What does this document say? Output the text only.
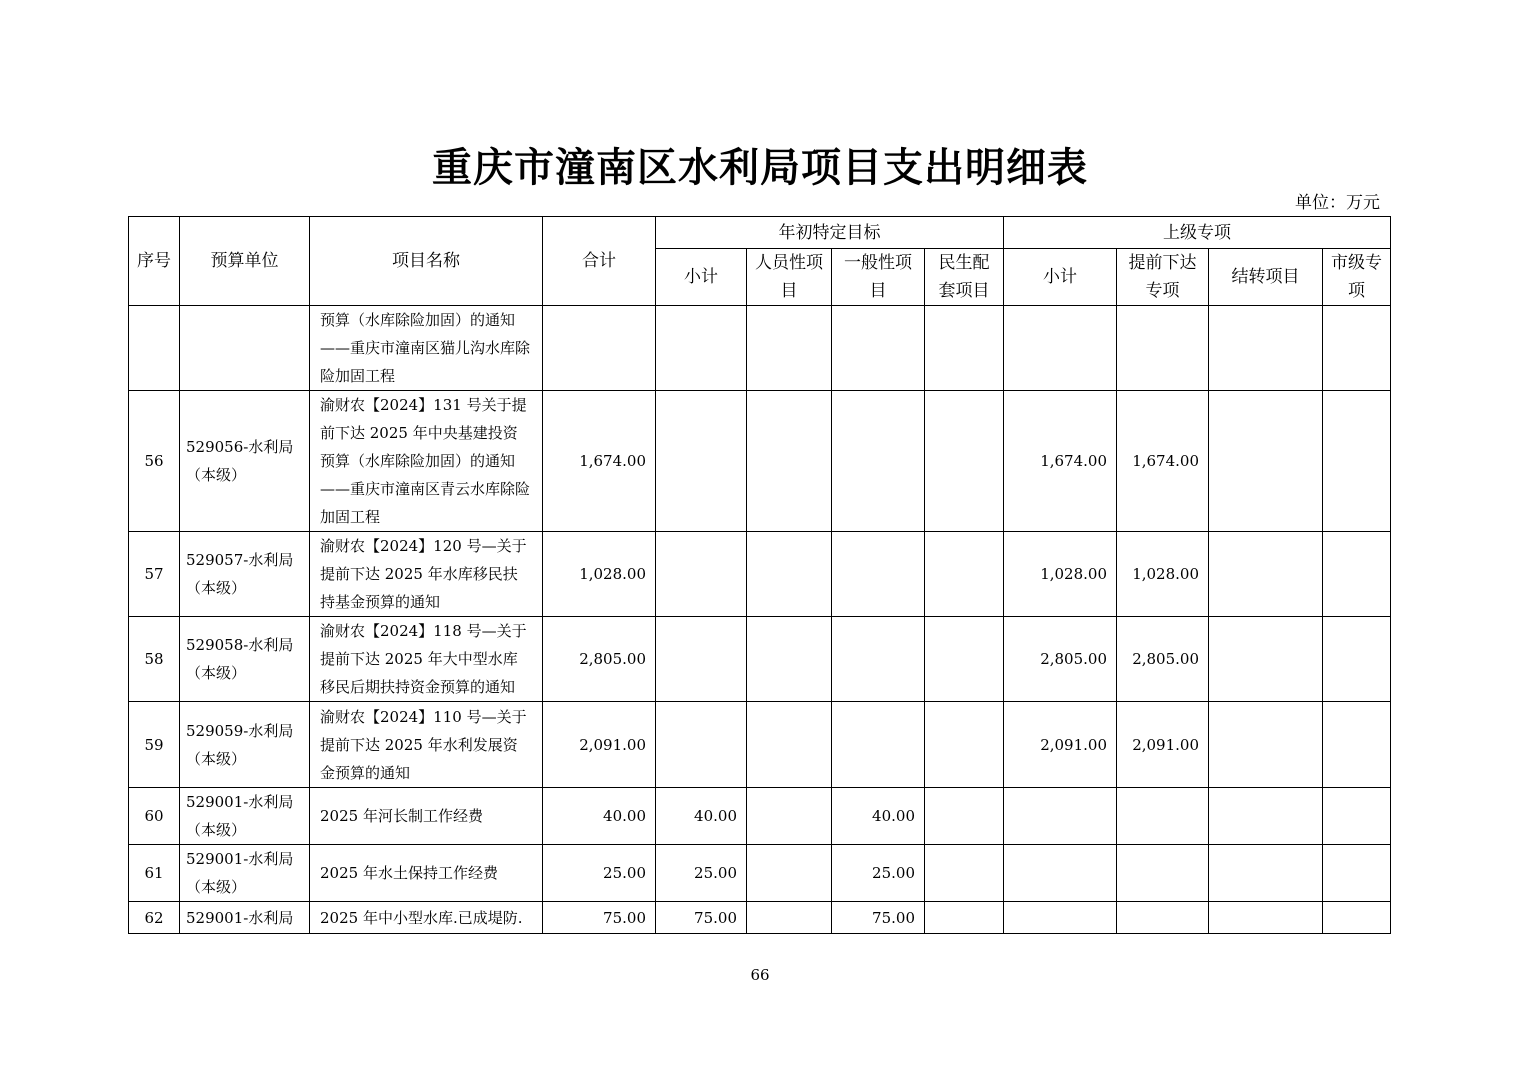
重庆市潼南区水利局项目支出明细表
单位：万元
序号	预算单位	项目名称	合计	年初特定目标				上级专项			
				小计	人员性项目	一般性项目	民生配套项目	小计	提前下达专项	结转项目	市级专项
		预算（水库除险加固）的通知——重庆市潼南区猫儿沟水库除险加固工程									
56	529056-水利局（本级）	渝财农【2024】131 号关于提前下达 2025 年中央基建投资预算（水库除险加固）的通知——重庆市潼南区青云水库除险加固工程	1,674.00					1,674.00	1,674.00		
57	529057-水利局（本级）	渝财农【2024】120 号—关于提前下达 2025 年水库移民扶持基金预算的通知	1,028.00					1,028.00	1,028.00		
58	529058-水利局（本级）	渝财农【2024】118 号—关于提前下达 2025 年大中型水库移民后期扶持资金预算的通知	2,805.00					2,805.00	2,805.00		
59	529059-水利局（本级）	渝财农【2024】110 号—关于提前下达 2025 年水利发展资金预算的通知	2,091.00					2,091.00	2,091.00		
60	529001-水利局（本级）	2025 年河长制工作经费	40.00	40.00		40.00					
61	529001-水利局（本级）	2025 年水土保持工作经费	25.00	25.00		25.00					
62	529001-水利局	2025 年中小型水库.已成堤防.	75.00	75.00		75.00					
66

---

REQUIRED TASK:
Make an exact copy of the data above, pictures excluded.

TASK RESPONSE:
What does this document say? Output the text only.
重庆市潼南区水利局项目支出明细表
单位：万元
序号	预算单位	项目名称	合计	年初特定目标				上级专项			
				小计	人员性项目	一般性项目	民生配套项目	小计	提前下达专项	结转项目	市级专项
		预算（水库除险加固）的通知——重庆市潼南区猫儿沟水库除险加固工程									
56	529056-水利局（本级）	渝财农【2024】131 号关于提前下达 2025 年中央基建投资预算（水库除险加固）的通知——重庆市潼南区青云水库除险加固工程	1,674.00					1,674.00	1,674.00		
57	529057-水利局（本级）	渝财农【2024】120 号—关于提前下达 2025 年水库移民扶持基金预算的通知	1,028.00					1,028.00	1,028.00		
58	529058-水利局（本级）	渝财农【2024】118 号—关于提前下达 2025 年大中型水库移民后期扶持资金预算的通知	2,805.00					2,805.00	2,805.00		
59	529059-水利局（本级）	渝财农【2024】110 号—关于提前下达 2025 年水利发展资金预算的通知	2,091.00					2,091.00	2,091.00		
60	529001-水利局（本级）	2025 年河长制工作经费	40.00	40.00		40.00					
61	529001-水利局（本级）	2025 年水土保持工作经费	25.00	25.00		25.00					
62	529001-水利局	2025 年中小型水库.已成堤防.	75.00	75.00		75.00					
66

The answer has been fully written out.